**Work to complete**
Check each line of the listing for the word "fraction" and report how many lines contain it, giving nothing but the number.

**Stored records**
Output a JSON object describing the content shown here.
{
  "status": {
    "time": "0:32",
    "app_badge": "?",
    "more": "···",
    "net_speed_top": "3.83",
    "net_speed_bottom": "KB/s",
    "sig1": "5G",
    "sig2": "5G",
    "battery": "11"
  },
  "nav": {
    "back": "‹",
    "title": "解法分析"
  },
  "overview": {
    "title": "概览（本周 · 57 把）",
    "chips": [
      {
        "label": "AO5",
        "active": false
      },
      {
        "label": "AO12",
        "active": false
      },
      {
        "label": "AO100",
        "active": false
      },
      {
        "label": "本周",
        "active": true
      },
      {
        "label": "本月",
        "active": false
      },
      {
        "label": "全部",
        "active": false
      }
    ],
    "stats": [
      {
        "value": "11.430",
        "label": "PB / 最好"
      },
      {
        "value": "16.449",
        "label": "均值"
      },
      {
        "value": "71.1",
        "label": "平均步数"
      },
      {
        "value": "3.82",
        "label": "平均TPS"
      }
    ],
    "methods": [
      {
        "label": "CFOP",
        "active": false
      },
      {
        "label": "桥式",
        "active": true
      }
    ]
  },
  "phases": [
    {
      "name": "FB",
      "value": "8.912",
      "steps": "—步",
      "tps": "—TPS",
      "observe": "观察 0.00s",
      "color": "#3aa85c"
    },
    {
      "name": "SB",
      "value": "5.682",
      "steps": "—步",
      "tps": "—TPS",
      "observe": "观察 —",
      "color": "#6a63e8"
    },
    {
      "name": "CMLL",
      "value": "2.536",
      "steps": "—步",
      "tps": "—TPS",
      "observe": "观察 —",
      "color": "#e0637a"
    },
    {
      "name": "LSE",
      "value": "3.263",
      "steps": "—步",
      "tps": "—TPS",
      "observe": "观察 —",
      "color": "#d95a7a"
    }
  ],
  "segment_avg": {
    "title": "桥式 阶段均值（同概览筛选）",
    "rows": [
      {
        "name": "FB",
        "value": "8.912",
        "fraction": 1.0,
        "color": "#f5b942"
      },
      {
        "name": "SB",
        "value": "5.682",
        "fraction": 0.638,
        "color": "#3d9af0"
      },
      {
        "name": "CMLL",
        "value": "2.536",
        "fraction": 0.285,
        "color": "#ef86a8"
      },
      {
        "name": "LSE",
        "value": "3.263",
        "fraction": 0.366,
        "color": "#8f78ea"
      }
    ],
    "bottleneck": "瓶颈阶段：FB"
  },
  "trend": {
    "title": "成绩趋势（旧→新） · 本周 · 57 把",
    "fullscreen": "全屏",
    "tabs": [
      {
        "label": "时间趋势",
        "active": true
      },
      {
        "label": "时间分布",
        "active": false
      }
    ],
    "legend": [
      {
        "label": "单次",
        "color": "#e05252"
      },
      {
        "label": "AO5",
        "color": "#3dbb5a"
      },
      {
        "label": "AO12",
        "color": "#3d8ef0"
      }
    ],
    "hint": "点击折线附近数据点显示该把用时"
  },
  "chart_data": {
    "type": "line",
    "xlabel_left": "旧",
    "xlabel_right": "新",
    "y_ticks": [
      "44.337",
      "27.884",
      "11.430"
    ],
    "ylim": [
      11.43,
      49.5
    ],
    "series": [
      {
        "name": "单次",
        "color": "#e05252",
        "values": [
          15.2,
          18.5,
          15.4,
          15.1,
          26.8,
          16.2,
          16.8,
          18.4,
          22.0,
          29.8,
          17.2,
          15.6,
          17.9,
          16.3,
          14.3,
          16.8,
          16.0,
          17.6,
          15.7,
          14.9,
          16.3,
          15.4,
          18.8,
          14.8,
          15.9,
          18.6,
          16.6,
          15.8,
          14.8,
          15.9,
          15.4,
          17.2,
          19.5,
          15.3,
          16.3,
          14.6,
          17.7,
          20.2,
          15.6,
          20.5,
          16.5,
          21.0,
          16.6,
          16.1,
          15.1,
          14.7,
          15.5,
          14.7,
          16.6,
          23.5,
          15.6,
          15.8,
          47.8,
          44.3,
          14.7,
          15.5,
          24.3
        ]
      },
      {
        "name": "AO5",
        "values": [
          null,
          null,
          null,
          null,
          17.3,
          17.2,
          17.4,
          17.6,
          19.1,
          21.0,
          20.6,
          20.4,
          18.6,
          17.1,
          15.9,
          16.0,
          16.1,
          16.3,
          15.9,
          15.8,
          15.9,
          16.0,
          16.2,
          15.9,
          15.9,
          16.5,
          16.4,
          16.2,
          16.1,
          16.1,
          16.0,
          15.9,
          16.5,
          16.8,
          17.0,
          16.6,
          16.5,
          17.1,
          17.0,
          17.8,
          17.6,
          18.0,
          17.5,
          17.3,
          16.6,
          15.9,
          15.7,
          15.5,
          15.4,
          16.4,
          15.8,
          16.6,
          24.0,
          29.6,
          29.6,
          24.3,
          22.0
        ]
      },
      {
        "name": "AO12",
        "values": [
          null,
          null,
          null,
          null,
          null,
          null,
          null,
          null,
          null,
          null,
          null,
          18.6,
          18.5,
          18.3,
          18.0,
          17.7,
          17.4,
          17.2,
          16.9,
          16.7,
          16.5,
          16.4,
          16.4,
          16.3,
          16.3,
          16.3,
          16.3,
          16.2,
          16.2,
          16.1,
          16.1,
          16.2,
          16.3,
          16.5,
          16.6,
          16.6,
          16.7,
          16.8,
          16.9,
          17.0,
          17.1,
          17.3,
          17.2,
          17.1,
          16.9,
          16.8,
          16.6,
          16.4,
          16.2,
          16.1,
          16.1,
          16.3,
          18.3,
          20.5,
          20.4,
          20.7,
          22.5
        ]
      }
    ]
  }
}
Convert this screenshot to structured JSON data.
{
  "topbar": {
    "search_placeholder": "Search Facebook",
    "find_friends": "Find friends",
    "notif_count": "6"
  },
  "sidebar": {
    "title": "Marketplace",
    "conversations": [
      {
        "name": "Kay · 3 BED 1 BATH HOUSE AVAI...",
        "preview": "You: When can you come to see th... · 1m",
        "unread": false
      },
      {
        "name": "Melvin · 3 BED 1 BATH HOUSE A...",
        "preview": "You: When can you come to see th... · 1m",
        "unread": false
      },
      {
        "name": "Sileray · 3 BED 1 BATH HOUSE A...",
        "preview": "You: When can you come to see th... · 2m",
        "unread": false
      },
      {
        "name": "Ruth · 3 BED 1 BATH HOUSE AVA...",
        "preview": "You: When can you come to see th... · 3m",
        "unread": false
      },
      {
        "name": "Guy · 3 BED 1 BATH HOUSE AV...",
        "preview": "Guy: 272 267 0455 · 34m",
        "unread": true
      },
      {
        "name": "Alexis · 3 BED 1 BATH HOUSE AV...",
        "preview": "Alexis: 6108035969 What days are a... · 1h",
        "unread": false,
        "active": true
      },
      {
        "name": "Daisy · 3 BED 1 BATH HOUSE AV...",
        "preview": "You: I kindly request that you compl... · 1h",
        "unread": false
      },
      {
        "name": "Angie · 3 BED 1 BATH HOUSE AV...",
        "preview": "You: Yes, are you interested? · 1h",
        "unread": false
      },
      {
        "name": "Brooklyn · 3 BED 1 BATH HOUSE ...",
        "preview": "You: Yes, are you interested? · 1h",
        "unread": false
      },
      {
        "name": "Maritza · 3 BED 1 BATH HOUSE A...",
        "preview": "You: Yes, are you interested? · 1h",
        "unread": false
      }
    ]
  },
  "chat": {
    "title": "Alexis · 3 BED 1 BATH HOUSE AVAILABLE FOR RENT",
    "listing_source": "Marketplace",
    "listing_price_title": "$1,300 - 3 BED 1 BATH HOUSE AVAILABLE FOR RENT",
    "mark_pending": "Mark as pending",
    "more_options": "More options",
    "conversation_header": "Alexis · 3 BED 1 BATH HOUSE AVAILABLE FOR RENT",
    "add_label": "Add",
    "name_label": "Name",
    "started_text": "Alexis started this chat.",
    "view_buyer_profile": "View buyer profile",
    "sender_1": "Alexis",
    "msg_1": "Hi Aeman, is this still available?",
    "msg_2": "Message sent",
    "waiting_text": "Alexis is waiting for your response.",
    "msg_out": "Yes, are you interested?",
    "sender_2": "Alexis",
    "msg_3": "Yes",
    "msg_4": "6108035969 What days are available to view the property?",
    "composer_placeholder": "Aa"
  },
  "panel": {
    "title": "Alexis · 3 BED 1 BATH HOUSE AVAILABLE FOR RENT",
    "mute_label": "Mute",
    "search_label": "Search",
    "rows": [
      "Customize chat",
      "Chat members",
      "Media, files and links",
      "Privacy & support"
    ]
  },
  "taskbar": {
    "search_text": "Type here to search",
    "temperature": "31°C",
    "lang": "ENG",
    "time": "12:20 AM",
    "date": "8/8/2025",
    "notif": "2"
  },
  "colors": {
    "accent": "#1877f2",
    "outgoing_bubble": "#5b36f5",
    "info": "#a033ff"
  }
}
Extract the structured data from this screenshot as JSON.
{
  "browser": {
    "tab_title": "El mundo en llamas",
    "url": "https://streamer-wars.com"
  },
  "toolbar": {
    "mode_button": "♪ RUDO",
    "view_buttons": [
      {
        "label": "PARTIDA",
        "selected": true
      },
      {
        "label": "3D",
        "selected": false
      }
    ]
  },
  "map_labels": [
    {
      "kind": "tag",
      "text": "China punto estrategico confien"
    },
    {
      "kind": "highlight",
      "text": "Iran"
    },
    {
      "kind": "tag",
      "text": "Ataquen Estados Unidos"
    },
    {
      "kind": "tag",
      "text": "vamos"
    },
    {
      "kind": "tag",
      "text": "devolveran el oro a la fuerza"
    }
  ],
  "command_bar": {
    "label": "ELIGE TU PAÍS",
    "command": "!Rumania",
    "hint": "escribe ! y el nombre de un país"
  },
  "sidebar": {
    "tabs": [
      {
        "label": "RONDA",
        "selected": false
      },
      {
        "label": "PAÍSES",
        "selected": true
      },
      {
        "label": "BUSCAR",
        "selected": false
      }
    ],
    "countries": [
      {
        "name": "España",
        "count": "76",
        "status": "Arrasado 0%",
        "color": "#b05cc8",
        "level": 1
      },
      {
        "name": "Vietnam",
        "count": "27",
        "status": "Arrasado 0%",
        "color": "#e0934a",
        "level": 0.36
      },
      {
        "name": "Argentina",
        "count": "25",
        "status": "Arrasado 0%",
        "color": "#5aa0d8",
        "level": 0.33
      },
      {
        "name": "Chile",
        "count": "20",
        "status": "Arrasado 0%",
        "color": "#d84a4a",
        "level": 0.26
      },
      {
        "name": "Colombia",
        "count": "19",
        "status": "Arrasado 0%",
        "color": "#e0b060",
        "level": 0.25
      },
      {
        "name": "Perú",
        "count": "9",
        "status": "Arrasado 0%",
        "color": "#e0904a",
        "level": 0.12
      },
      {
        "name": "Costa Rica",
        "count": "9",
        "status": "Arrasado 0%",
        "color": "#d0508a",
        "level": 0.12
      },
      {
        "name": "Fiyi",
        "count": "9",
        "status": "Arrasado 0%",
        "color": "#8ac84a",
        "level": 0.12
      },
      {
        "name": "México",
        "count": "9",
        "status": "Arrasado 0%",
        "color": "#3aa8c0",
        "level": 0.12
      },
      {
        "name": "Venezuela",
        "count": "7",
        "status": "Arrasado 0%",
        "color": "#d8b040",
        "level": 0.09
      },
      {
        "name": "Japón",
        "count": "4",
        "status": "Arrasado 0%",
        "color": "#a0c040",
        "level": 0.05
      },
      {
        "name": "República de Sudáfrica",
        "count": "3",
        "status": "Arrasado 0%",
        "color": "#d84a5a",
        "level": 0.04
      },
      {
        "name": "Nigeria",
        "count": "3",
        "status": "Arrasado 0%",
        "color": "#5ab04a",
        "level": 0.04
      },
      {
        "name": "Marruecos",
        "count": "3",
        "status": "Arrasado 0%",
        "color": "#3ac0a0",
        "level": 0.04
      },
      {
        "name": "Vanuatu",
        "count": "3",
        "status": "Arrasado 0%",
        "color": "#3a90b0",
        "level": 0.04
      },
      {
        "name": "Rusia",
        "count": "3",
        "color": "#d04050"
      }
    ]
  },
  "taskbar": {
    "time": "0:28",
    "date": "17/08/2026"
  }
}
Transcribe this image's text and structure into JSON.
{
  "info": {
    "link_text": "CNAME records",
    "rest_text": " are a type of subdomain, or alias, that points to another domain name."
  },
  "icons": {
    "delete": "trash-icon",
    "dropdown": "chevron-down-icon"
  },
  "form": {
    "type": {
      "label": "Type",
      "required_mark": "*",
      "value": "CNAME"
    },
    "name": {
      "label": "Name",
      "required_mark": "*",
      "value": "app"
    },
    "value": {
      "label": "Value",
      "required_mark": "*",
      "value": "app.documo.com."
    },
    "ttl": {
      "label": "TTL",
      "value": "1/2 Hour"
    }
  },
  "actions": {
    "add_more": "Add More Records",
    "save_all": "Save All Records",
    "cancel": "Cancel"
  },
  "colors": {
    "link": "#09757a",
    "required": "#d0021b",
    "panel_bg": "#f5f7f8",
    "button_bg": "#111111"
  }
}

**Worked solution**
4